--- Set problem ---
Compute the number of lines that include the string "редакции", then output that number and nothing else.

Extracted records
-----

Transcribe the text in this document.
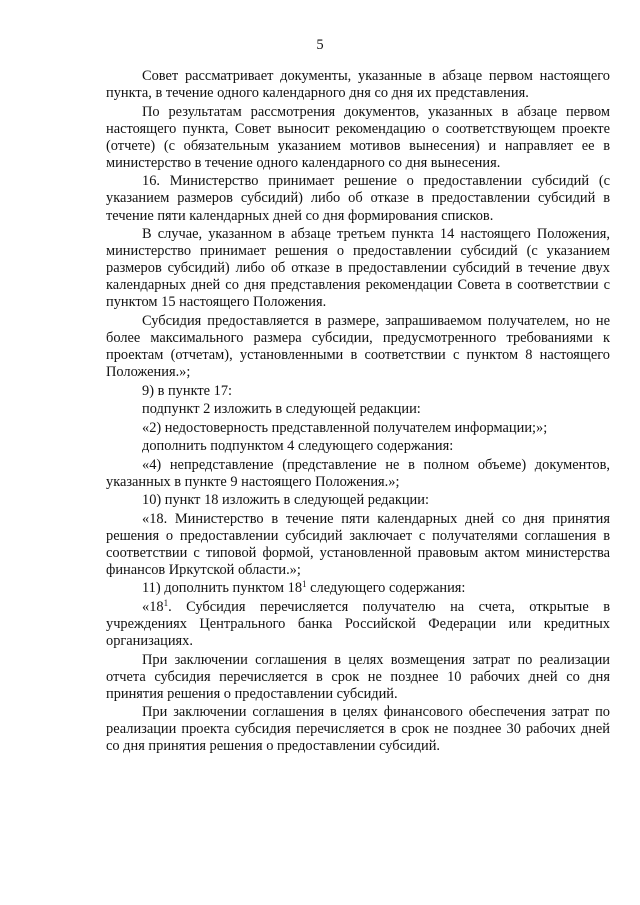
5

Совет рассматривает документы, указанные в абзаце первом настоящего пункта, в течение одного календарного дня со дня их представления.

По результатам рассмотрения документов, указанных в абзаце первом настоящего пункта, Совет выносит рекомендацию о соответствующем проекте (отчете) (с обязательным указанием мотивов вынесения) и направляет ее в министерство в течение одного календарного со дня вынесения.

16. Министерство принимает решение о предоставлении субсидий (с указанием размеров субсидий) либо об отказе в предоставлении субсидий в течение пяти календарных дней со дня формирования списков.

В случае, указанном в абзаце третьем пункта 14 настоящего Положения, министерство принимает решения о предоставлении субсидий (с указанием размеров субсидий) либо об отказе в предоставлении субсидий в течение двух календарных дней со дня представления рекомендации Совета в соответствии с пунктом 15 настоящего Положения.

Субсидия предоставляется в размере, запрашиваемом получателем, но не более максимального размера субсидии, предусмотренного требованиями к проектам (отчетам), установленными в соответствии с пунктом 8 настоящего Положения.»;

9) в пункте 17:

подпункт 2 изложить в следующей редакции:

«2) недостоверность представленной получателем информации;»;

дополнить подпунктом 4 следующего содержания:

«4) непредставление (представление не в полном объеме) документов, указанных в пункте 9 настоящего Положения.»;

10) пункт 18 изложить в следующей редакции:

«18. Министерство в течение пяти календарных дней со дня принятия решения о предоставлении субсидий заключает с получателями соглашения в соответствии с типовой формой, установленной правовым актом министерства финансов Иркутской области.»;

11) дополнить пунктом $18^1$ следующего содержания:

«$18^1$. Субсидия перечисляется получателю на счета, открытые в учреждениях Центрального банка Российской Федерации или кредитных организациях.

При заключении соглашения в целях возмещения затрат по реализации отчета субсидия перечисляется в срок не позднее 10 рабочих дней со дня принятия решения о предоставлении субсидий.

При заключении соглашения в целях финансового обеспечения затрат по реализации проекта субсидия перечисляется в срок не позднее 30 рабочих дней со дня принятия решения о предоставлении субсидий.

-----

--- Solution ---
2